* _What is required_: Write the data out again, character for character, with no images.

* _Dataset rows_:
◇ ◇ ◇ ◇ ◇

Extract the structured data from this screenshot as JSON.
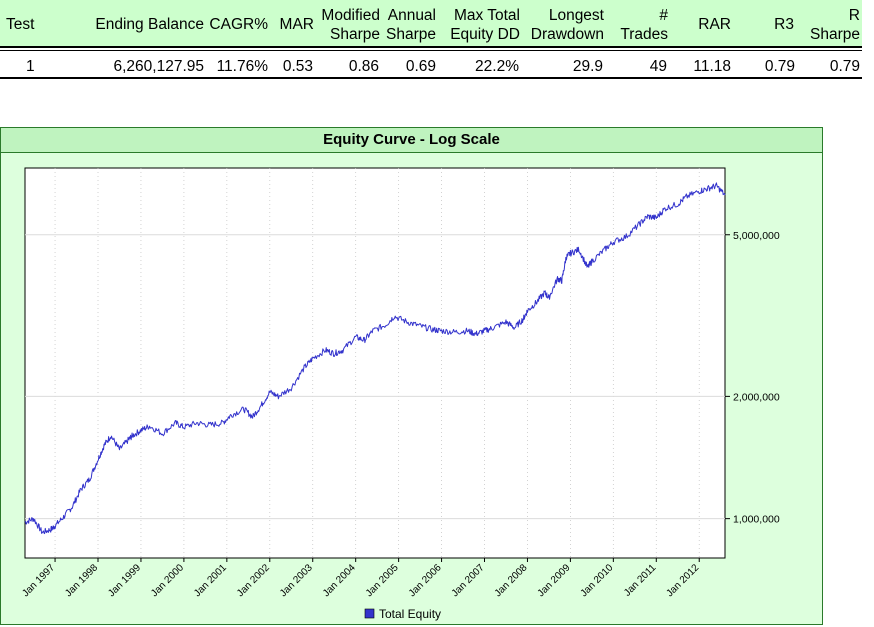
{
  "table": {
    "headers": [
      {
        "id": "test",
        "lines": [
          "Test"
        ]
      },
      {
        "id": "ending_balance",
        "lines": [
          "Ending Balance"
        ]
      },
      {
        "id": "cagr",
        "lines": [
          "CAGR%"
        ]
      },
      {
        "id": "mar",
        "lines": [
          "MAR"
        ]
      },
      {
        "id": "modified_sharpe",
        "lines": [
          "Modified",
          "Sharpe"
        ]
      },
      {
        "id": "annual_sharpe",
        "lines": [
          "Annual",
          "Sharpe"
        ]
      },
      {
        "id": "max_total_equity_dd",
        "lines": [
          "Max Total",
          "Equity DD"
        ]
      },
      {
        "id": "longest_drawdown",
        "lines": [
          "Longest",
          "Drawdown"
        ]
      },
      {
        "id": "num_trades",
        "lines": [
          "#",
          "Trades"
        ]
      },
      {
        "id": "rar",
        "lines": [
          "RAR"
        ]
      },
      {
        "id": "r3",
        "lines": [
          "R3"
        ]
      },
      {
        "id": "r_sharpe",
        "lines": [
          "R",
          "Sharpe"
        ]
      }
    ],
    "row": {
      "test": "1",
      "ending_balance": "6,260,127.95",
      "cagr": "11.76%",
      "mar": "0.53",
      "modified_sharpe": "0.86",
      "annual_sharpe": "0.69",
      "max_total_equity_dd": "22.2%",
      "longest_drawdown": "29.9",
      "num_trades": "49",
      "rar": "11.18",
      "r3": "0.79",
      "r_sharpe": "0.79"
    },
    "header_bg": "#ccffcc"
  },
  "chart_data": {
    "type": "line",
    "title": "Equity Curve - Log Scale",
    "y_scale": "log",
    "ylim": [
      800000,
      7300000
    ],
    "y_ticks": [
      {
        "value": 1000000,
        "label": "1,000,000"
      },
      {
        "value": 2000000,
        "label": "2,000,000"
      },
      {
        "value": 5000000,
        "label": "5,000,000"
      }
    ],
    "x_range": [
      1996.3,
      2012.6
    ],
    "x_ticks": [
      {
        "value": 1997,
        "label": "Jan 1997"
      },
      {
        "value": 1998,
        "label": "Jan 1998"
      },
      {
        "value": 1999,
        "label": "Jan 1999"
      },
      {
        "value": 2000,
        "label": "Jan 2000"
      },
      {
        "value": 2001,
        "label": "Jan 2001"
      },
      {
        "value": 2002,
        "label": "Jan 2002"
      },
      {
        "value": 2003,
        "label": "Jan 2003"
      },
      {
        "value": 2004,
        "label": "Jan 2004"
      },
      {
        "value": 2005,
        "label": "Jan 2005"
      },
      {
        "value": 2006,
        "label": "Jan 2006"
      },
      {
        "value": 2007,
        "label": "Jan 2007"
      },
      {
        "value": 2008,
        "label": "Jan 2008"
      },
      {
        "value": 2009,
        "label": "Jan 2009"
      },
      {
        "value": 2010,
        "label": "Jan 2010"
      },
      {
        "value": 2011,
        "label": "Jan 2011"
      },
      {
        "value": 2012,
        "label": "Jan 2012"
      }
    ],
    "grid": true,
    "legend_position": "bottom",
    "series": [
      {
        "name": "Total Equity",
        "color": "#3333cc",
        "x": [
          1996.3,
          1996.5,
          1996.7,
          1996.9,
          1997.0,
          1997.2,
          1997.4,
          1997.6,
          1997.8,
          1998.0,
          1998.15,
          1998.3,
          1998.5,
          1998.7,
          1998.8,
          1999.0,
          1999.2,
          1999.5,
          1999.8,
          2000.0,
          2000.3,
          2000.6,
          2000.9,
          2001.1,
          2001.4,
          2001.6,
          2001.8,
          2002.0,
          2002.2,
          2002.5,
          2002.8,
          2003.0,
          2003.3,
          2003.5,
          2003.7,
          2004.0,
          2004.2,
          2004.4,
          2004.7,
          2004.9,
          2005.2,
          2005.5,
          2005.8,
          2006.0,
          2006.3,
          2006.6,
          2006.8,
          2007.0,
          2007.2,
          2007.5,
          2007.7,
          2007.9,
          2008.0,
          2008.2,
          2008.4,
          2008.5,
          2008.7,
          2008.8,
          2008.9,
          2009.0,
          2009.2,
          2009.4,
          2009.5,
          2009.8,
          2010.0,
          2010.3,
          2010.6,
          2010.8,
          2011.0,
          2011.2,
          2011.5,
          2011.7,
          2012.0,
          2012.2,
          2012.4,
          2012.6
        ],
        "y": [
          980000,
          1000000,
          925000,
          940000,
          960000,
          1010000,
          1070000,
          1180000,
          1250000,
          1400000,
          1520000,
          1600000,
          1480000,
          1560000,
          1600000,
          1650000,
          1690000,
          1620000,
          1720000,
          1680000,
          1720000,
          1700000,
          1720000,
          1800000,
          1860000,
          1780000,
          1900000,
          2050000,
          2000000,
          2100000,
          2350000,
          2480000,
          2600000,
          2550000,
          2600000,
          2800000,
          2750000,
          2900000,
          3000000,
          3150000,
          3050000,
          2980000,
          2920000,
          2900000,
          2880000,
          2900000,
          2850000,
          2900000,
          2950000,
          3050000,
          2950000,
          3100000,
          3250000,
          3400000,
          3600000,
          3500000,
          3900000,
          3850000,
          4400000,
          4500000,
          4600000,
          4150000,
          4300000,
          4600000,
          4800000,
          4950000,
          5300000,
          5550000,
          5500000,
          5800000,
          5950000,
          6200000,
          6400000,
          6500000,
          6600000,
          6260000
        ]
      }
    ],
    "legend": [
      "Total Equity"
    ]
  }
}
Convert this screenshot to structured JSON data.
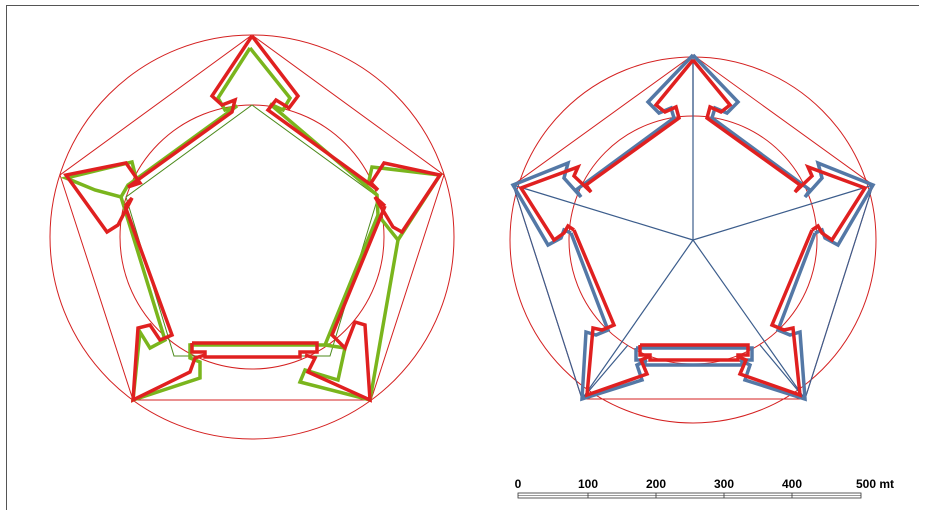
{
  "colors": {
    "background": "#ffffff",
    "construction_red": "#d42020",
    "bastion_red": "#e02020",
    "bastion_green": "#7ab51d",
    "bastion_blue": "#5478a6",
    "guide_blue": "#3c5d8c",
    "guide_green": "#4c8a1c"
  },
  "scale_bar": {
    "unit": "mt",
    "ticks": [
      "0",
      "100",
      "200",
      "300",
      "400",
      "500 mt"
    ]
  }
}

◇ ◇ ◇ ◇ ◇

* _Reply_:
Extract the structured data from this screenshot as JSON.
{
  "table": {
    "headers": [
      {
        "id": "test",
        "lines": [
          "Test"
        ]
      },
      {
        "id": "ending_balance",
        "lines": [
          "Ending Balance"
        ]
      },
      {
        "id": "cagr",
        "lines": [
          "CAGR%"
        ]
      },
      {
        "id": "mar",
        "lines": [
          "MAR"
        ]
      },
      {
        "id": "modified_sharpe",
        "lines": [
          "Modified",
          "Sharpe"
        ]
      },
      {
        "id": "annual_sharpe",
        "lines": [
          "Annual",
          "Sharpe"
        ]
      },
      {
        "id": "max_total_equity_dd",
        "lines": [
          "Max Total",
          "Equity DD"
        ]
      },
      {
        "id": "longest_drawdown",
        "lines": [
          "Longest",
          "Drawdown"
        ]
      },
      {
        "id": "num_trades",
        "lines": [
          "#",
          "Trades"
        ]
      },
      {
        "id": "rar",
        "lines": [
          "RAR"
        ]
      },
      {
        "id": "r3",
        "lines": [
          "R3"
        ]
      },
      {
        "id": "r_sharpe",
        "lines": [
          "R",
          "Sharpe"
        ]
      }
    ],
    "row": {
      "test": "1",
      "ending_balance": "6,260,127.95",
      "cagr": "11.76%",
      "mar": "0.53",
      "modified_sharpe": "0.86",
      "annual_sharpe": "0.69",
      "max_total_equity_dd": "22.2%",
      "longest_drawdown": "29.9",
      "num_trades": "49",
      "rar": "11.18",
      "r3": "0.79",
      "r_sharpe": "0.79"
    },
    "header_bg": "#ccffcc"
  },
  "chart_data": {
    "type": "line",
    "title": "Equity Curve - Log Scale",
    "y_scale": "log",
    "ylim": [
      800000,
      7300000
    ],
    "y_ticks": [
      {
        "value": 1000000,
        "label": "1,000,000"
      },
      {
        "value": 2000000,
        "label": "2,000,000"
      },
      {
        "value": 5000000,
        "label": "5,000,000"
      }
    ],
    "x_range": [
      1996.3,
      2012.6
    ],
    "x_ticks": [
      {
        "value": 1997,
        "label": "Jan 1997"
      },
      {
        "value": 1998,
        "label": "Jan 1998"
      },
      {
        "value": 1999,
        "label": "Jan 1999"
      },
      {
        "value": 2000,
        "label": "Jan 2000"
      },
      {
        "value": 2001,
        "label": "Jan 2001"
      },
      {
        "value": 2002,
        "label": "Jan 2002"
      },
      {
        "value": 2003,
        "label": "Jan 2003"
      },
      {
        "value": 2004,
        "label": "Jan 2004"
      },
      {
        "value": 2005,
        "label": "Jan 2005"
      },
      {
        "value": 2006,
        "label": "Jan 2006"
      },
      {
        "value": 2007,
        "label": "Jan 2007"
      },
      {
        "value": 2008,
        "label": "Jan 2008"
      },
      {
        "value": 2009,
        "label": "Jan 2009"
      },
      {
        "value": 2010,
        "label": "Jan 2010"
      },
      {
        "value": 2011,
        "label": "Jan 2011"
      },
      {
        "value": 2012,
        "label": "Jan 2012"
      }
    ],
    "grid": true,
    "legend_position": "bottom",
    "series": [
      {
        "name": "Total Equity",
        "color": "#3333cc",
        "x": [
          1996.3,
          1996.5,
          1996.7,
          1996.9,
          1997.0,
          1997.2,
          1997.4,
          1997.6,
          1997.8,
          1998.0,
          1998.15,
          1998.3,
          1998.5,
          1998.7,
          1998.8,
          1999.0,
          1999.2,
          1999.5,
          1999.8,
          2000.0,
          2000.3,
          2000.6,
          2000.9,
          2001.1,
          2001.4,
          2001.6,
          2001.8,
          2002.0,
          2002.2,
          2002.5,
          2002.8,
          2003.0,
          2003.3,
          2003.5,
          2003.7,
          2004.0,
          2004.2,
          2004.4,
          2004.7,
          2004.9,
          2005.2,
          2005.5,
          2005.8,
          2006.0,
          2006.3,
          2006.6,
          2006.8,
          2007.0,
          2007.2,
          2007.5,
          2007.7,
          2007.9,
          2008.0,
          2008.2,
          2008.4,
          2008.5,
          2008.7,
          2008.8,
          2008.9,
          2009.0,
          2009.2,
          2009.4,
          2009.5,
          2009.8,
          2010.0,
          2010.3,
          2010.6,
          2010.8,
          2011.0,
          2011.2,
          2011.5,
          2011.7,
          2012.0,
          2012.2,
          2012.4,
          2012.6
        ],
        "y": [
          980000,
          1000000,
          925000,
          940000,
          960000,
          1010000,
          1070000,
          1180000,
          1250000,
          1400000,
          1520000,
          1600000,
          1480000,
          1560000,
          1600000,
          1650000,
          1690000,
          1620000,
          1720000,
          1680000,
          1720000,
          1700000,
          1720000,
          1800000,
          1860000,
          1780000,
          1900000,
          2050000,
          2000000,
          2100000,
          2350000,
          2480000,
          2600000,
          2550000,
          2600000,
          2800000,
          2750000,
          2900000,
          3000000,
          3150000,
          3050000,
          2980000,
          2920000,
          2900000,
          2880000,
          2900000,
          2850000,
          2900000,
          2950000,
          3050000,
          2950000,
          3100000,
          3250000,
          3400000,
          3600000,
          3500000,
          3900000,
          3850000,
          4400000,
          4500000,
          4600000,
          4150000,
          4300000,
          4600000,
          4800000,
          4950000,
          5300000,
          5550000,
          5500000,
          5800000,
          5950000,
          6200000,
          6400000,
          6500000,
          6600000,
          6260000
        ]
      }
    ],
    "legend": [
      "Total Equity"
    ]
  }
}
Convert this screenshot to structured JSON data.
{
  "colors": {
    "background": "#ffffff",
    "construction_red": "#d42020",
    "bastion_red": "#e02020",
    "bastion_green": "#7ab51d",
    "bastion_blue": "#5478a6",
    "guide_blue": "#3c5d8c",
    "guide_green": "#4c8a1c"
  },
  "scale_bar": {
    "unit": "mt",
    "ticks": [
      "0",
      "100",
      "200",
      "300",
      "400",
      "500 mt"
    ]
  }
}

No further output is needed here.